===== Input records
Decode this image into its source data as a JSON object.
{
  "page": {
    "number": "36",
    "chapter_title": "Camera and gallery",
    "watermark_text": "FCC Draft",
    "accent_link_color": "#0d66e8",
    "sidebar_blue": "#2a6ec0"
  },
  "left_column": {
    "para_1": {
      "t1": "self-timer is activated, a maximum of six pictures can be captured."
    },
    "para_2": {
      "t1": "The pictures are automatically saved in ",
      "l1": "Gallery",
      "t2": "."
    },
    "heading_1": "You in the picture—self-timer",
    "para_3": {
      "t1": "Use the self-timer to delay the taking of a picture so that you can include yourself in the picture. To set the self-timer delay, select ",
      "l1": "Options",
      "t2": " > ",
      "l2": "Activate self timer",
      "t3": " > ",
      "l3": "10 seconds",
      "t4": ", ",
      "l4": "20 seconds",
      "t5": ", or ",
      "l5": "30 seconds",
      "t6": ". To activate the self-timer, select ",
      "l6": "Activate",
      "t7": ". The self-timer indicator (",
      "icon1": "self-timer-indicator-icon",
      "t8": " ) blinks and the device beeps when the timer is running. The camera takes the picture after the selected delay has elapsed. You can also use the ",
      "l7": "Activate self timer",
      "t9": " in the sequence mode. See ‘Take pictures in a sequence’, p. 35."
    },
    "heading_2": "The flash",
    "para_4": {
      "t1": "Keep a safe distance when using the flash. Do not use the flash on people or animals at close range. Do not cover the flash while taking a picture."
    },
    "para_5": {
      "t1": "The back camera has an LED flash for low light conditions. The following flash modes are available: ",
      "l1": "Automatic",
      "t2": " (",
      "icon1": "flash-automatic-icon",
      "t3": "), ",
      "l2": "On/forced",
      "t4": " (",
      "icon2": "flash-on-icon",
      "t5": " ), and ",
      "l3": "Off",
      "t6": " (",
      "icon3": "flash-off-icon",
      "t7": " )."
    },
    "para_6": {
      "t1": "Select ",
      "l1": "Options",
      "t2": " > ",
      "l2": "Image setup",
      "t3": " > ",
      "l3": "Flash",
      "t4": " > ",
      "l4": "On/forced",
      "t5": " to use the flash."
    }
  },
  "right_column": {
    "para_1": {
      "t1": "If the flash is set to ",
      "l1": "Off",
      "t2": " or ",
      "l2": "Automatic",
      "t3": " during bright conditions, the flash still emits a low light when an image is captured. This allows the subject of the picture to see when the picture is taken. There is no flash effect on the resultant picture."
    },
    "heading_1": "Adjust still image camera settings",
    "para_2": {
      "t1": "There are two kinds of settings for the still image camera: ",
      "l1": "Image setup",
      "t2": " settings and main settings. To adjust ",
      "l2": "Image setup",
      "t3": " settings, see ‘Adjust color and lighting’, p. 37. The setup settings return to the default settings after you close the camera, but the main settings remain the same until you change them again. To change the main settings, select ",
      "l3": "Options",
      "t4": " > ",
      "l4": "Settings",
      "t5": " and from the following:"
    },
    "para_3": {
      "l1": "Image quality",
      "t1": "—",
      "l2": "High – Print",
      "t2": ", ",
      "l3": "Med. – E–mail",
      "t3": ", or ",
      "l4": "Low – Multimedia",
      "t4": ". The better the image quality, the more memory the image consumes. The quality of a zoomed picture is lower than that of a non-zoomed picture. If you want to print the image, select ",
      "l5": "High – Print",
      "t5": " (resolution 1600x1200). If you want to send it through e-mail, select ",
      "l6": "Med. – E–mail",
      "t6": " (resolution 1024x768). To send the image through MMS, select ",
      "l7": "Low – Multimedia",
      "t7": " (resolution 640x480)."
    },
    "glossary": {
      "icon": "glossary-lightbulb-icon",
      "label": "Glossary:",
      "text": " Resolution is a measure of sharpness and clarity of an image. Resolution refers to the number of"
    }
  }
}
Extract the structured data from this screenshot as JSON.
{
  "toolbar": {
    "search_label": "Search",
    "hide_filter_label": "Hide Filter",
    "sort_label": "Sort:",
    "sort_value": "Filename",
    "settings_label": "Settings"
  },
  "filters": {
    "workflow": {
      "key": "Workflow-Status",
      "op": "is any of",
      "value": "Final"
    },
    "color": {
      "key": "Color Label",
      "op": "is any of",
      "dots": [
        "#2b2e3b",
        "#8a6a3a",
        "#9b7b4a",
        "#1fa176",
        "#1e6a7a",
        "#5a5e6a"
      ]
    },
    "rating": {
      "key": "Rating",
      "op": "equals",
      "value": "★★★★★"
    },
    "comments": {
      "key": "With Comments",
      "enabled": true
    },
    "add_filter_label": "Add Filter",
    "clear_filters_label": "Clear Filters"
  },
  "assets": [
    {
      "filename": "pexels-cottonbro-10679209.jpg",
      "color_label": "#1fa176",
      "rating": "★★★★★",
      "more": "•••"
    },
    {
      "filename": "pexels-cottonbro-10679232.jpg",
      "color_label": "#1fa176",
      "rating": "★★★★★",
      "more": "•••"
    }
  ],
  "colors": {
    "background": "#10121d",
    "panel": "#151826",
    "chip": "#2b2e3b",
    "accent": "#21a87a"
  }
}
==========
The request: Copy the data above exactly. Every line must be included.

Completed task:
Decode this image into its source data as a JSON object.
{
  "page": {
    "number": "36",
    "chapter_title": "Camera and gallery",
    "watermark_text": "FCC Draft",
    "accent_link_color": "#0d66e8",
    "sidebar_blue": "#2a6ec0"
  },
  "left_column": {
    "para_1": {
      "t1": "self-timer is activated, a maximum of six pictures can be captured."
    },
    "para_2": {
      "t1": "The pictures are automatically saved in ",
      "l1": "Gallery",
      "t2": "."
    },
    "heading_1": "You in the picture—self-timer",
    "para_3": {
      "t1": "Use the self-timer to delay the taking of a picture so that you can include yourself in the picture. To set the self-timer delay, select ",
      "l1": "Options",
      "t2": " > ",
      "l2": "Activate self timer",
      "t3": " > ",
      "l3": "10 seconds",
      "t4": ", ",
      "l4": "20 seconds",
      "t5": ", or ",
      "l5": "30 seconds",
      "t6": ". To activate the self-timer, select ",
      "l6": "Activate",
      "t7": ". The self-timer indicator (",
      "icon1": "self-timer-indicator-icon",
      "t8": " ) blinks and the device beeps when the timer is running. The camera takes the picture after the selected delay has elapsed. You can also use the ",
      "l7": "Activate self timer",
      "t9": " in the sequence mode. See ‘Take pictures in a sequence’, p. 35."
    },
    "heading_2": "The flash",
    "para_4": {
      "t1": "Keep a safe distance when using the flash. Do not use the flash on people or animals at close range. Do not cover the flash while taking a picture."
    },
    "para_5": {
      "t1": "The back camera has an LED flash for low light conditions. The following flash modes are available: ",
      "l1": "Automatic",
      "t2": " (",
      "icon1": "flash-automatic-icon",
      "t3": "), ",
      "l2": "On/forced",
      "t4": " (",
      "icon2": "flash-on-icon",
      "t5": " ), and ",
      "l3": "Off",
      "t6": " (",
      "icon3": "flash-off-icon",
      "t7": " )."
    },
    "para_6": {
      "t1": "Select ",
      "l1": "Options",
      "t2": " > ",
      "l2": "Image setup",
      "t3": " > ",
      "l3": "Flash",
      "t4": " > ",
      "l4": "On/forced",
      "t5": " to use the flash."
    }
  },
  "right_column": {
    "para_1": {
      "t1": "If the flash is set to ",
      "l1": "Off",
      "t2": " or ",
      "l2": "Automatic",
      "t3": " during bright conditions, the flash still emits a low light when an image is captured. This allows the subject of the picture to see when the picture is taken. There is no flash effect on the resultant picture."
    },
    "heading_1": "Adjust still image camera settings",
    "para_2": {
      "t1": "There are two kinds of settings for the still image camera: ",
      "l1": "Image setup",
      "t2": " settings and main settings. To adjust ",
      "l2": "Image setup",
      "t3": " settings, see ‘Adjust color and lighting’, p. 37. The setup settings return to the default settings after you close the camera, but the main settings remain the same until you change them again. To change the main settings, select ",
      "l3": "Options",
      "t4": " > ",
      "l4": "Settings",
      "t5": " and from the following:"
    },
    "para_3": {
      "l1": "Image quality",
      "t1": "—",
      "l2": "High – Print",
      "t2": ", ",
      "l3": "Med. – E–mail",
      "t3": ", or ",
      "l4": "Low – Multimedia",
      "t4": ". The better the image quality, the more memory the image consumes. The quality of a zoomed picture is lower than that of a non-zoomed picture. If you want to print the image, select ",
      "l5": "High – Print",
      "t5": " (resolution 1600x1200). If you want to send it through e-mail, select ",
      "l6": "Med. – E–mail",
      "t6": " (resolution 1024x768). To send the image through MMS, select ",
      "l7": "Low – Multimedia",
      "t7": " (resolution 640x480)."
    },
    "glossary": {
      "icon": "glossary-lightbulb-icon",
      "label": "Glossary:",
      "text": " Resolution is a measure of sharpness and clarity of an image. Resolution refers to the number of"
    }
  }
}
Extract the structured data from this screenshot as JSON.
{
  "toolbar": {
    "search_label": "Search",
    "hide_filter_label": "Hide Filter",
    "sort_label": "Sort:",
    "sort_value": "Filename",
    "settings_label": "Settings"
  },
  "filters": {
    "workflow": {
      "key": "Workflow-Status",
      "op": "is any of",
      "value": "Final"
    },
    "color": {
      "key": "Color Label",
      "op": "is any of",
      "dots": [
        "#2b2e3b",
        "#8a6a3a",
        "#9b7b4a",
        "#1fa176",
        "#1e6a7a",
        "#5a5e6a"
      ]
    },
    "rating": {
      "key": "Rating",
      "op": "equals",
      "value": "★★★★★"
    },
    "comments": {
      "key": "With Comments",
      "enabled": true
    },
    "add_filter_label": "Add Filter",
    "clear_filters_label": "Clear Filters"
  },
  "assets": [
    {
      "filename": "pexels-cottonbro-10679209.jpg",
      "color_label": "#1fa176",
      "rating": "★★★★★",
      "more": "•••"
    },
    {
      "filename": "pexels-cottonbro-10679232.jpg",
      "color_label": "#1fa176",
      "rating": "★★★★★",
      "more": "•••"
    }
  ],
  "colors": {
    "background": "#10121d",
    "panel": "#151826",
    "chip": "#2b2e3b",
    "accent": "#21a87a"
  }
}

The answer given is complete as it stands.